WHAT IS REQUIRED — Separate out the lines that hold "Identificación".

MATERIAL TO PROCESS —
____________

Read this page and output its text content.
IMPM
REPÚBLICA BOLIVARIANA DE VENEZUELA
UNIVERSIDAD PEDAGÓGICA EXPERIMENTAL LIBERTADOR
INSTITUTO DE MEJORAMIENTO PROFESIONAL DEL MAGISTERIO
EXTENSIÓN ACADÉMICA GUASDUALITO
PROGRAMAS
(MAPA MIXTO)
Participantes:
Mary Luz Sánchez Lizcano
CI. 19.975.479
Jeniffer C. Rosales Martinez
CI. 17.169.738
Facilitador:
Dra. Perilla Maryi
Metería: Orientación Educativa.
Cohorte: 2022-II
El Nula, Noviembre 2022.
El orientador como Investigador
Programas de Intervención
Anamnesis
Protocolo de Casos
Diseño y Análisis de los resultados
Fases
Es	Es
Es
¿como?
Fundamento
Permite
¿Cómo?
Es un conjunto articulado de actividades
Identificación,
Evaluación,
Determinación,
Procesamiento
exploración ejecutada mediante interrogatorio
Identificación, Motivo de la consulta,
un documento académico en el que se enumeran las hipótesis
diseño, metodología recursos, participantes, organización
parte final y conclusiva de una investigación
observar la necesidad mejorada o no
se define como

____________

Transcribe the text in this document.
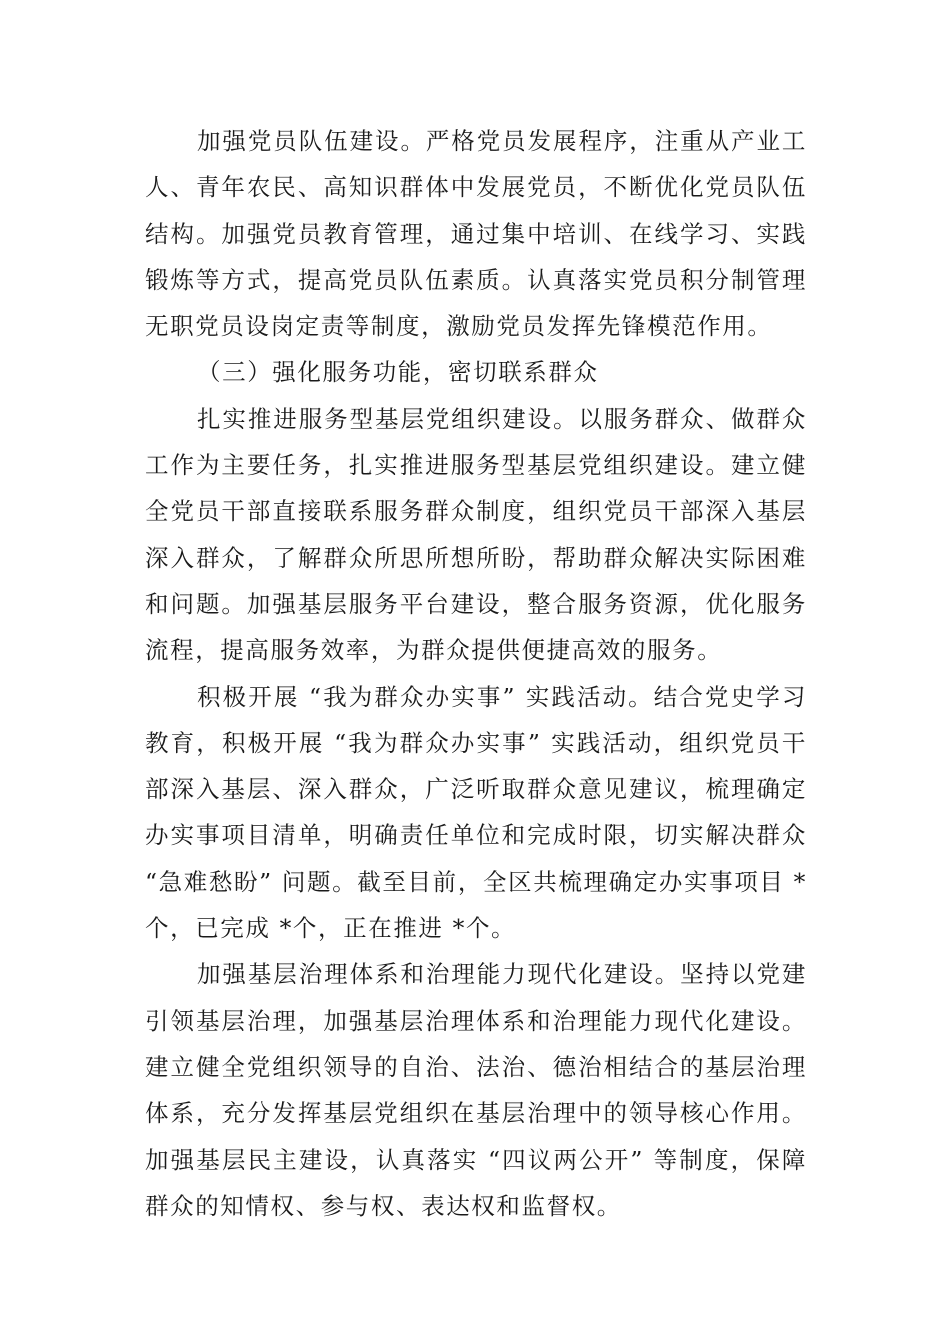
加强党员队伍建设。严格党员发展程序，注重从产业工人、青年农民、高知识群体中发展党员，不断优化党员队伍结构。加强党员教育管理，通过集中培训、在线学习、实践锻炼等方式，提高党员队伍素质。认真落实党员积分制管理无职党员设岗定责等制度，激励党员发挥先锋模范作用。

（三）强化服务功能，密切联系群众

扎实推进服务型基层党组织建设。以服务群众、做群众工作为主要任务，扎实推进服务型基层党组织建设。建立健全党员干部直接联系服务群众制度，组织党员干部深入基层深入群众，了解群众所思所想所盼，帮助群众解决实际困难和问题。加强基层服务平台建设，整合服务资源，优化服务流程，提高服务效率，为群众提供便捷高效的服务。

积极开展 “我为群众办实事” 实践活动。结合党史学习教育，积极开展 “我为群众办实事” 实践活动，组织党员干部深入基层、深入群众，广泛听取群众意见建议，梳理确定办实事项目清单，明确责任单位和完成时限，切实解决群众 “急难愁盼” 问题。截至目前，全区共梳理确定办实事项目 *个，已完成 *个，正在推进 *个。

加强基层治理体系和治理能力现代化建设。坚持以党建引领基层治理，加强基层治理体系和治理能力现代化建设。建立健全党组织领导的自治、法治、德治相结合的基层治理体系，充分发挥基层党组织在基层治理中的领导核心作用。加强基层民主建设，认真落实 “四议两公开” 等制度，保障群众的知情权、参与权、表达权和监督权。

____________

WRITTEN SOLUTION —
Identificación,
Identificación, Motivo de la consulta,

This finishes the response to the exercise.